>> start PROVIDED INFORMATION

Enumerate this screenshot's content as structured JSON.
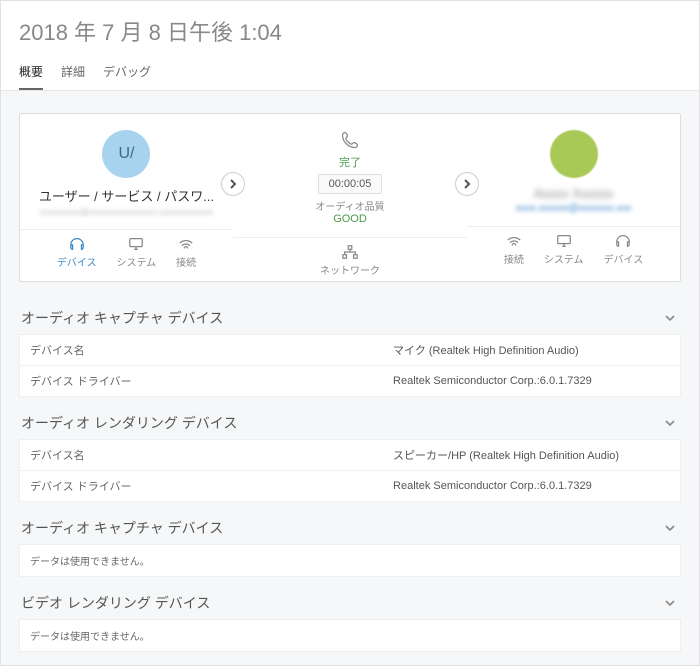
{
  "title": "2018 年 7 月 8 日午後 1:04",
  "tabs": {
    "overview": "概要",
    "details": "詳細",
    "debug": "デバッグ"
  },
  "card": {
    "left": {
      "avatar_initials": "U/",
      "name": "ユーザー / サービス / パスワ...",
      "email": "xxxxxxxxx@xxxxxxxxxxxxxxx.xxxxxxxxxxxx"
    },
    "mid": {
      "status": "完了",
      "duration": "00:00:05",
      "quality_label": "オーディオ品質",
      "quality_value": "GOOD"
    },
    "right": {
      "name": "Axxxx Xxxxxx",
      "email": "xxxx.xxxxxx@xxxxxxx.xxx"
    },
    "subtabs_left": {
      "device": "デバイス",
      "system": "システム",
      "connection": "接続"
    },
    "subtabs_mid": {
      "network": "ネットワーク"
    },
    "subtabs_right": {
      "connection": "接続",
      "system": "システム",
      "device": "デバイス"
    }
  },
  "sections": {
    "audio_capture": {
      "title": "オーディオ キャプチャ デバイス",
      "rows": [
        {
          "k": "デバイス名",
          "v": "マイク (Realtek High Definition Audio)"
        },
        {
          "k": "デバイス ドライバー",
          "v": "Realtek Semiconductor Corp.:6.0.1.7329"
        }
      ]
    },
    "audio_render": {
      "title": "オーディオ レンダリング デバイス",
      "rows": [
        {
          "k": "デバイス名",
          "v": "スピーカー/HP (Realtek High Definition Audio)"
        },
        {
          "k": "デバイス ドライバー",
          "v": "Realtek Semiconductor Corp.:6.0.1.7329"
        }
      ]
    },
    "audio_capture2": {
      "title": "オーディオ キャプチャ デバイス",
      "nodata": "データは使用できません。"
    },
    "video_render": {
      "title": "ビデオ レンダリング デバイス",
      "nodata": "データは使用できません。"
    }
  }
}
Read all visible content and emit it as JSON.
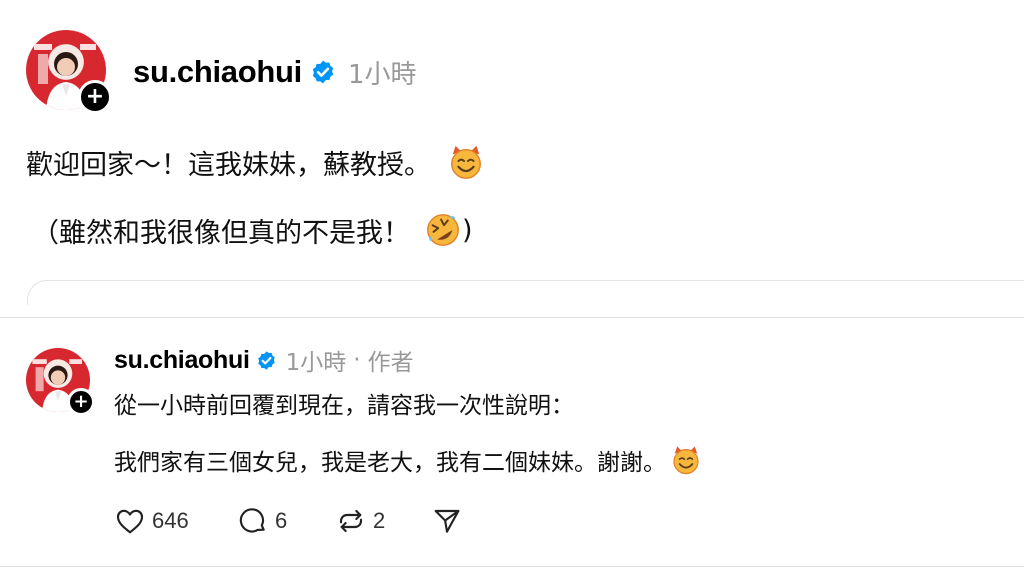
{
  "post": {
    "username": "su.chiaohui",
    "time": "1小時",
    "line1_text": "歡迎回家～！這我妹妹，蘇教授。",
    "line1_emoji": "smiling-face-with-horns-emoji",
    "line2_open": "（雖然和我很像但真的不是我！",
    "line2_emoji": "rolling-on-the-floor-laughing-emoji",
    "line2_close": ")"
  },
  "reply": {
    "username": "su.chiaohui",
    "time": "1小時",
    "separator": "·",
    "role": "作者",
    "line1_text": "從一小時前回覆到現在，請容我一次性說明：",
    "line2_text": "我們家有三個女兒，我是老大，我有二個妹妹。謝謝。",
    "line2_emoji": "smiling-face-with-horns-emoji",
    "likes": "646",
    "comments": "6",
    "reposts": "2"
  },
  "colors": {
    "verified_badge": "#0095f6",
    "muted_text": "#999999",
    "avatar_red": "#d7282f",
    "divider": "#e0e0e0"
  }
}
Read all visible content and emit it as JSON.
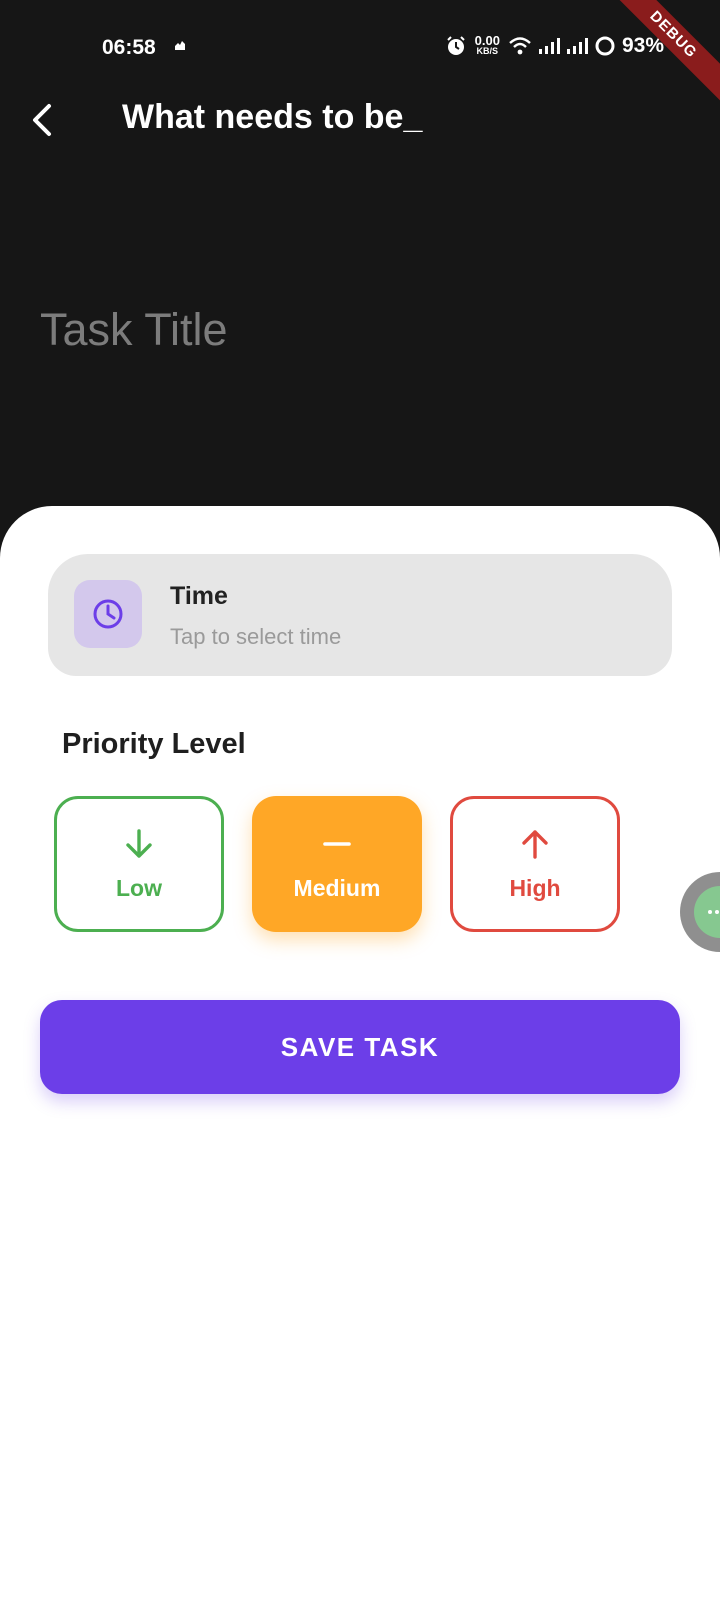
{
  "status_bar": {
    "time": "06:58",
    "net_speed_value": "0.00",
    "net_speed_unit": "KB/S",
    "battery": "93%"
  },
  "debug_banner": "DEBUG",
  "app_bar": {
    "title": "What needs to be_"
  },
  "task_title": {
    "placeholder": "Task Title",
    "value": ""
  },
  "time_card": {
    "label": "Time",
    "hint": "Tap to select time"
  },
  "priority": {
    "heading": "Priority Level",
    "options": [
      {
        "label": "Low",
        "color": "#4caf50",
        "selected": false
      },
      {
        "label": "Medium",
        "color": "#ffa726",
        "selected": true
      },
      {
        "label": "High",
        "color": "#e04a3f",
        "selected": false
      }
    ]
  },
  "save_button": {
    "label": "SAVE TASK",
    "color": "#6c3ee8"
  }
}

>> end PROVIDED INFORMATION

Copy the data character for character, but drop all pictures from the copy.

EXPECTED ANSWER:
Enumerate this screenshot's content as structured JSON.
{
  "title": "2018 年 7 月 8 日午後 1:04",
  "tabs": {
    "overview": "概要",
    "details": "詳細",
    "debug": "デバッグ"
  },
  "card": {
    "left": {
      "avatar_initials": "U/",
      "name": "ユーザー / サービス / パスワ...",
      "email": "xxxxxxxxx@xxxxxxxxxxxxxxx.xxxxxxxxxxxx"
    },
    "mid": {
      "status": "完了",
      "duration": "00:00:05",
      "quality_label": "オーディオ品質",
      "quality_value": "GOOD"
    },
    "right": {
      "name": "Axxxx Xxxxxx",
      "email": "xxxx.xxxxxx@xxxxxxx.xxx"
    },
    "subtabs_left": {
      "device": "デバイス",
      "system": "システム",
      "connection": "接続"
    },
    "subtabs_mid": {
      "network": "ネットワーク"
    },
    "subtabs_right": {
      "connection": "接続",
      "system": "システム",
      "device": "デバイス"
    }
  },
  "sections": {
    "audio_capture": {
      "title": "オーディオ キャプチャ デバイス",
      "rows": [
        {
          "k": "デバイス名",
          "v": "マイク (Realtek High Definition Audio)"
        },
        {
          "k": "デバイス ドライバー",
          "v": "Realtek Semiconductor Corp.:6.0.1.7329"
        }
      ]
    },
    "audio_render": {
      "title": "オーディオ レンダリング デバイス",
      "rows": [
        {
          "k": "デバイス名",
          "v": "スピーカー/HP (Realtek High Definition Audio)"
        },
        {
          "k": "デバイス ドライバー",
          "v": "Realtek Semiconductor Corp.:6.0.1.7329"
        }
      ]
    },
    "audio_capture2": {
      "title": "オーディオ キャプチャ デバイス",
      "nodata": "データは使用できません。"
    },
    "video_render": {
      "title": "ビデオ レンダリング デバイス",
      "nodata": "データは使用できません。"
    }
  }
}
Read all visible content and emit it as JSON.
{
  "post": {
    "username": "su.chiaohui",
    "time": "1小時",
    "line1_text": "歡迎回家～！這我妹妹，蘇教授。",
    "line1_emoji": "smiling-face-with-horns-emoji",
    "line2_open": "（雖然和我很像但真的不是我！",
    "line2_emoji": "rolling-on-the-floor-laughing-emoji",
    "line2_close": ")"
  },
  "reply": {
    "username": "su.chiaohui",
    "time": "1小時",
    "separator": "·",
    "role": "作者",
    "line1_text": "從一小時前回覆到現在，請容我一次性說明：",
    "line2_text": "我們家有三個女兒，我是老大，我有二個妹妹。謝謝。",
    "line2_emoji": "smiling-face-with-horns-emoji",
    "likes": "646",
    "comments": "6",
    "reposts": "2"
  },
  "colors": {
    "verified_badge": "#0095f6",
    "muted_text": "#999999",
    "avatar_red": "#d7282f",
    "divider": "#e0e0e0"
  }
}
Read all visible content and emit it as JSON.
{
  "status_bar": {
    "time": "06:58",
    "net_speed_value": "0.00",
    "net_speed_unit": "KB/S",
    "battery": "93%"
  },
  "debug_banner": "DEBUG",
  "app_bar": {
    "title": "What needs to be_"
  },
  "task_title": {
    "placeholder": "Task Title",
    "value": ""
  },
  "time_card": {
    "label": "Time",
    "hint": "Tap to select time"
  },
  "priority": {
    "heading": "Priority Level",
    "options": [
      {
        "label": "Low",
        "color": "#4caf50",
        "selected": false
      },
      {
        "label": "Medium",
        "color": "#ffa726",
        "selected": true
      },
      {
        "label": "High",
        "color": "#e04a3f",
        "selected": false
      }
    ]
  },
  "save_button": {
    "label": "SAVE TASK",
    "color": "#6c3ee8"
  }
}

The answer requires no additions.